TEPI BARAT (Arrahmah.id) – Setelah penantian panjang di titik terdekat Penjara Ofer, sebelah barat Ramallah, keluarga tahanan Palestina yang dibebaskan pada gelombang pertama kesepakatan gencatan senjata menyambut kembali orang yang mereka cintai.
Pertukaran itu terjadi setelah Hamas menyerahkan tiga tawanan wanita ‘Israel’ pada Ahad pagi (19/1/2025) berdasarkan kesepakatan gencatan senjata, dan sebagai gantinya, ‘Israel’ membebaskan sekitar 90 warga Palestina, termasuk 21 anak-anak dan 69 wanita, yang sebagian besar ditahan tanpa dakwaan.
Gelombang kedua diperkirakan akan terjadi Sabtu depan (25/1), dengan Hamas membebaskan empat tentara wanita ‘Israel’ dan ‘Israel’ akan membebaskan 200 tahanan Palestina yang dijatuhi hukuman seumur hidup.
Meskipun disepakati bahwa ‘Israel’ akan segera membebaskan tahanan wanita dan anak-anak pada Ahad malam, ‘Israel’ menggunakan prosedur pemeriksaan dan inspeksi sebagai alasan untuk menunda pembebasan mereka hingga malam hari.
Selain itu, tentara ‘Israel’ melarang keluarga mereka mendekati wilayah penjara Ofer dan menembakkan gas air mata ke arah mereka, yang mengakibatkan sejumlah orang di sana kehabisan napas.
Namun hal itu tidak menghalangi mereka untuk berkumpul di tempat terdekat sambil menanti kedatangan anak-anak mereka yang telah keluar dari “kuburan penjara,” seperti yang digambarkan oleh sebagian orang.
Penantian dan kegembiraan
Saat fajar pada Senin (20/1), ‘Israel’ membebaskan para wanita dan anak-anak, dan perayaan segera menyebar di seluruh Ramallah, dengan foto-foto para pemimpin Hamas yang diangkat dan bersorak untuk mereka.
Keluarga jurnalis Rula Hassanein menyambutnya dengan penuh haru. Ia ditangkap Maret lalu dan dijatuhi hukuman satu tahun penjara penuh atas tuduhan penghasutan, meninggalkan putrinya yang masih bayi, yang lahir prematur dan membutuhkan perawatan terus-menerus.

Baris Data:
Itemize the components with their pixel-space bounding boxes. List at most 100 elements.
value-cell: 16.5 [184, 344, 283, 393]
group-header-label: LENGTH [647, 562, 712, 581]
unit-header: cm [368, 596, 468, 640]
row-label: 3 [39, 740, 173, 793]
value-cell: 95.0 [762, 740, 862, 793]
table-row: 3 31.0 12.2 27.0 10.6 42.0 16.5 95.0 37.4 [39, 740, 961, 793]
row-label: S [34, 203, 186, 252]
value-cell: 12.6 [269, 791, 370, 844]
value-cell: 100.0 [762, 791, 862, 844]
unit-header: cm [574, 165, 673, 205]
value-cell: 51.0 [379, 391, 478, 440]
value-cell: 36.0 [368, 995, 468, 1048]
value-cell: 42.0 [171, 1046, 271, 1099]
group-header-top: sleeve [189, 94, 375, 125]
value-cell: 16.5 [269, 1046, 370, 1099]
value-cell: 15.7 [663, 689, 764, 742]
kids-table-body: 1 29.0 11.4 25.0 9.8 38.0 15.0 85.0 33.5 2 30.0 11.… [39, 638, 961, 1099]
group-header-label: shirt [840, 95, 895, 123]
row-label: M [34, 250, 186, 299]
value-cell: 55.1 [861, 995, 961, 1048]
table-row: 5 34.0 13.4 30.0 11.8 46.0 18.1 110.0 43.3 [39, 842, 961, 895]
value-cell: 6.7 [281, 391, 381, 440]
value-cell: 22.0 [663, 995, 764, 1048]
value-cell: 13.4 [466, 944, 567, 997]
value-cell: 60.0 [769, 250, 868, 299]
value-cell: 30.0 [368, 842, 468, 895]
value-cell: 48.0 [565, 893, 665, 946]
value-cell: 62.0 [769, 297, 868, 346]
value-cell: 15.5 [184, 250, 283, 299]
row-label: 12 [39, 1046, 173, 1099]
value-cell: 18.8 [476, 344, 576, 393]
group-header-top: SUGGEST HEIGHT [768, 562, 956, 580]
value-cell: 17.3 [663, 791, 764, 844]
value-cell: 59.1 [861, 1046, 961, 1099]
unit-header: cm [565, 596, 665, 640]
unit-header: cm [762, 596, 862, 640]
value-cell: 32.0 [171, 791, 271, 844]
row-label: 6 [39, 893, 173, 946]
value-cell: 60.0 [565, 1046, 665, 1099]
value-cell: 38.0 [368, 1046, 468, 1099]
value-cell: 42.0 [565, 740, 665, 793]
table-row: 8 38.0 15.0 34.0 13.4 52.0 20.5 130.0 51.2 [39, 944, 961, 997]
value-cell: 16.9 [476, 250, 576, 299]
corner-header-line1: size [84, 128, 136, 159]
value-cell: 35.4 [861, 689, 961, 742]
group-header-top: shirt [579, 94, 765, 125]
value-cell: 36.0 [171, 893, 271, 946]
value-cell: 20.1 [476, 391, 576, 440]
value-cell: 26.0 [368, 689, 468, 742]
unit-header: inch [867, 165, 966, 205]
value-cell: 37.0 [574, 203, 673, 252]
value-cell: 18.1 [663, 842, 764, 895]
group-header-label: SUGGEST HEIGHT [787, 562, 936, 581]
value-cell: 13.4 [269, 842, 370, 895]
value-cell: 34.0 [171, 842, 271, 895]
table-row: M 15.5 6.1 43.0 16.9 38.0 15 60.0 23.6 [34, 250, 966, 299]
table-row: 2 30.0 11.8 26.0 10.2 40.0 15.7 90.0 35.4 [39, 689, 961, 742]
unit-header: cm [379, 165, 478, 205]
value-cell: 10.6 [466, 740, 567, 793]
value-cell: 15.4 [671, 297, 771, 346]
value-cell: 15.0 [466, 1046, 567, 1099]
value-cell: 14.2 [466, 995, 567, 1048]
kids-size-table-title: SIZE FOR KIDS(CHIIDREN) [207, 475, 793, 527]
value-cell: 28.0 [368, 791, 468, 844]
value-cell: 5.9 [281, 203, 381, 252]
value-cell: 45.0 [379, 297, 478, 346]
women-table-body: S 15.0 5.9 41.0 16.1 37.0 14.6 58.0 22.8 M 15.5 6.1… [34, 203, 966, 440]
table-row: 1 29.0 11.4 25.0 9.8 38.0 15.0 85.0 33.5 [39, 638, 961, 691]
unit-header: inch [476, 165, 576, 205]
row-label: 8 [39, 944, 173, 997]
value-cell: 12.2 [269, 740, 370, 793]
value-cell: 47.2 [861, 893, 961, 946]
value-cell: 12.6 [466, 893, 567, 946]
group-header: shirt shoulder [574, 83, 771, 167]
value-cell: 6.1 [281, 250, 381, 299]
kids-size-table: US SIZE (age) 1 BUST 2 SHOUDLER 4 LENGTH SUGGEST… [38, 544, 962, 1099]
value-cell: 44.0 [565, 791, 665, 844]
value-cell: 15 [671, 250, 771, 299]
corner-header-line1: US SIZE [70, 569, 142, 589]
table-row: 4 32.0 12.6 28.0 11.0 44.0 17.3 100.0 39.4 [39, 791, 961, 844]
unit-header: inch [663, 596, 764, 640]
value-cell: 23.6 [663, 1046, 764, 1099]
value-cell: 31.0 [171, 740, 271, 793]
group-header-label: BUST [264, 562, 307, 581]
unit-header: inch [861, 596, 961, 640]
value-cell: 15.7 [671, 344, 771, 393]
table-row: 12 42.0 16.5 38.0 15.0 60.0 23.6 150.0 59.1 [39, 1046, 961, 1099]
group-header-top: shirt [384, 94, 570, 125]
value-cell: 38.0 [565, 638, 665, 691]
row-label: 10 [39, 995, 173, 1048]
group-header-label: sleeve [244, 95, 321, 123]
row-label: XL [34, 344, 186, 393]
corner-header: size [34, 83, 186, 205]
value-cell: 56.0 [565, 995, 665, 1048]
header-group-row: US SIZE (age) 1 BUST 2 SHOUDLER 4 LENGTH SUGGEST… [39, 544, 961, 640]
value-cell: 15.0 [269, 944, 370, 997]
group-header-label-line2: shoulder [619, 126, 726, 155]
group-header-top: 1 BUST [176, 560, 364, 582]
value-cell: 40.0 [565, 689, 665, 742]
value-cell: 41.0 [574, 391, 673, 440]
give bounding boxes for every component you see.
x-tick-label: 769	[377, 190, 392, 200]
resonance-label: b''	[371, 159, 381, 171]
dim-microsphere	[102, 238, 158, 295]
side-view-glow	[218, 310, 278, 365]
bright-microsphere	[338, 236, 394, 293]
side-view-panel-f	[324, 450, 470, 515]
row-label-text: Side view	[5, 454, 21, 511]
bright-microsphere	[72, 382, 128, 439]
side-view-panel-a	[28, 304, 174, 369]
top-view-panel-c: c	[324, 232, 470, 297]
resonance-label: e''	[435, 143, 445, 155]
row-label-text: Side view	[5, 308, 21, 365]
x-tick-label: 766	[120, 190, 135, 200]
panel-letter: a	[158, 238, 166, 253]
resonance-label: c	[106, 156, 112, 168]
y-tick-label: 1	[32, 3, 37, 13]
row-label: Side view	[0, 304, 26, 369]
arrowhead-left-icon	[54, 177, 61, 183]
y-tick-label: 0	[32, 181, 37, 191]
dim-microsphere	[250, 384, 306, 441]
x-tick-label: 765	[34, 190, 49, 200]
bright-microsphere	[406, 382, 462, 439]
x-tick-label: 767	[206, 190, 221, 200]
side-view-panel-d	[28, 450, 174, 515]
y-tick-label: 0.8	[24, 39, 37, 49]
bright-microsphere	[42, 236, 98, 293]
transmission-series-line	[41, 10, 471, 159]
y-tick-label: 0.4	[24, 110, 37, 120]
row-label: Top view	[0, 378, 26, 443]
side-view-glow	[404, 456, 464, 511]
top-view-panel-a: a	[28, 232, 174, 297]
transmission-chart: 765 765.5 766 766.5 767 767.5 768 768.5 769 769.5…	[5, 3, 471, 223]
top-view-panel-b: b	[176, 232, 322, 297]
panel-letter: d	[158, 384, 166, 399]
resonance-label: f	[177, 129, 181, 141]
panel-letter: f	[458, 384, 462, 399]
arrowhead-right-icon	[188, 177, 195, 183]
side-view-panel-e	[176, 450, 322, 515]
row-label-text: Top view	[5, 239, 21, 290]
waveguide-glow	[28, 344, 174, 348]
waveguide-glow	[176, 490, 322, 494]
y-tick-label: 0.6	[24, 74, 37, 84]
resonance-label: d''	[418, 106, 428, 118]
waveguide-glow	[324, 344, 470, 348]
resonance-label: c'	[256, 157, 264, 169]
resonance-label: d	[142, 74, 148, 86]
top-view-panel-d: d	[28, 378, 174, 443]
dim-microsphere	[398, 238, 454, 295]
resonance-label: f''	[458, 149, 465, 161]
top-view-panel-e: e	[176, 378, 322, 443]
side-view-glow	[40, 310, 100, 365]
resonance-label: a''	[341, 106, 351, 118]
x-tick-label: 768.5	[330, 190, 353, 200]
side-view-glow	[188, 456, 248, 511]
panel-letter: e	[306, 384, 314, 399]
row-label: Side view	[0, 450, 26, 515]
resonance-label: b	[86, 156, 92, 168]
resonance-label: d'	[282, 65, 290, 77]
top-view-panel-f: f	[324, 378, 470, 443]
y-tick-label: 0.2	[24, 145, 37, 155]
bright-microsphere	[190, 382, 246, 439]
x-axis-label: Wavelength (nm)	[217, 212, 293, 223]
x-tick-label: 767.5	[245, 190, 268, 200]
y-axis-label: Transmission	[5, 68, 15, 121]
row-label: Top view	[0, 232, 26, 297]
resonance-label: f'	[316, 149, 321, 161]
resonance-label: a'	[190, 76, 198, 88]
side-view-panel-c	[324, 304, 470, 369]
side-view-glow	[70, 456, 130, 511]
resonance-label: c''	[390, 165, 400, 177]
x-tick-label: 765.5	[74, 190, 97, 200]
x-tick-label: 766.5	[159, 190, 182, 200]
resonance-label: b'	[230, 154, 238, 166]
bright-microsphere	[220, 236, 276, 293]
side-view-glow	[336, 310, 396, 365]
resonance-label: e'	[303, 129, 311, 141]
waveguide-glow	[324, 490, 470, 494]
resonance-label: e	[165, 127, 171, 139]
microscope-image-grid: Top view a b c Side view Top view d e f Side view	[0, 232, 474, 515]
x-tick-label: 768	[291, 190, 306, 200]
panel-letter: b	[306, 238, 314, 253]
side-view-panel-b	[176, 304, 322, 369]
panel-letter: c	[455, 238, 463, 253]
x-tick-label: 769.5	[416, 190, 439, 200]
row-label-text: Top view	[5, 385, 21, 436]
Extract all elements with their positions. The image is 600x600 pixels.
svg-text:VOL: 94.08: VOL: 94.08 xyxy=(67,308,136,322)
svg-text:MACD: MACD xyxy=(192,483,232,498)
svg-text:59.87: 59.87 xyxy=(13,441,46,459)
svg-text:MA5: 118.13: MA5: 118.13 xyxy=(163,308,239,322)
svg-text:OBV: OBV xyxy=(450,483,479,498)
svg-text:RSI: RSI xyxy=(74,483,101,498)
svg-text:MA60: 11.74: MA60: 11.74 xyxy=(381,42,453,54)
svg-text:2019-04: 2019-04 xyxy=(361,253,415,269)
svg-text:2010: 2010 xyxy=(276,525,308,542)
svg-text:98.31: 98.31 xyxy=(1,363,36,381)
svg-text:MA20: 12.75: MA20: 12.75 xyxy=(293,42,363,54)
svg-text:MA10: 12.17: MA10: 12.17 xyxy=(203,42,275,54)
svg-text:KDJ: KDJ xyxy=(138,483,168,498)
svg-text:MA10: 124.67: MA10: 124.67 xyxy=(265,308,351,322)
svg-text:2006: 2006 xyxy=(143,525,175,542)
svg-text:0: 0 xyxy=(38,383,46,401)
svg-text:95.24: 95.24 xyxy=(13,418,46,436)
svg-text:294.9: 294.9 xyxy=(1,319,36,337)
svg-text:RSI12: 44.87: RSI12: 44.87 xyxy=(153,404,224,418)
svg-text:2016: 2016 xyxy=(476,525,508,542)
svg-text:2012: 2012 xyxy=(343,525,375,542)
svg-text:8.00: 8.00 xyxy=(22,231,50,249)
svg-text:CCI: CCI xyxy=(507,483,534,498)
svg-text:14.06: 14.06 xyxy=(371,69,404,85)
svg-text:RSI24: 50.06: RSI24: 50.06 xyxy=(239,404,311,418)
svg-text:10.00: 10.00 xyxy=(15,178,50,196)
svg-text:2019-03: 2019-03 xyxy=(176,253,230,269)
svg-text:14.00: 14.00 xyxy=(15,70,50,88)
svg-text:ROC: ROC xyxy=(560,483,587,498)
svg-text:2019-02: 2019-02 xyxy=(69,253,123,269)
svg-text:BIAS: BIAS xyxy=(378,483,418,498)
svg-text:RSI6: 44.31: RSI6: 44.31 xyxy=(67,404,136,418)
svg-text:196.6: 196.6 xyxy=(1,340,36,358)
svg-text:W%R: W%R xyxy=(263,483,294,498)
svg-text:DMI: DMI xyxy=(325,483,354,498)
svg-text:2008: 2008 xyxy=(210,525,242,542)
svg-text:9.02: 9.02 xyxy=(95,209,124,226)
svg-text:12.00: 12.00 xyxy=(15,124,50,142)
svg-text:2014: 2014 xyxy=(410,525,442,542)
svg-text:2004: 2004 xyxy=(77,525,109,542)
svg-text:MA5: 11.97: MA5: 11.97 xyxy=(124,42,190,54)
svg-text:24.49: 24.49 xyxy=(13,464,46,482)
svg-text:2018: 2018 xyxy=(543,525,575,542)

Permintaan:
Salin bagian artikel tentang pembebasan tahanan Palestina dari "Namun hal itu" sampai "membutuhkan perawatan terus-menerus." tanpa mengubah satu kata pun.

Jawaban yang Diharapkan:
Namun hal itu tidak menghalangi mereka untuk berkumpul di tempat terdekat sambil menanti kedatangan anak-anak mereka yang telah keluar dari “kuburan penjara,” seperti yang digambarkan oleh sebagian orang.
Penantian dan kegembiraan
Saat fajar pada Senin (20/1), ‘Israel’ membebaskan para wanita dan anak-anak, dan perayaan segera menyebar di seluruh Ramallah, dengan foto-foto para pemimpin Hamas yang diangkat dan bersorak untuk mereka.
Keluarga jurnalis Rula Hassanein menyambutnya dengan penuh haru. Ia ditangkap Maret lalu dan dijatuhi hukuman satu tahun penjara penuh atas tuduhan penghasutan, meninggalkan putrinya yang masih bayi, yang lahir prematur dan membutuhkan perawatan terus-menerus.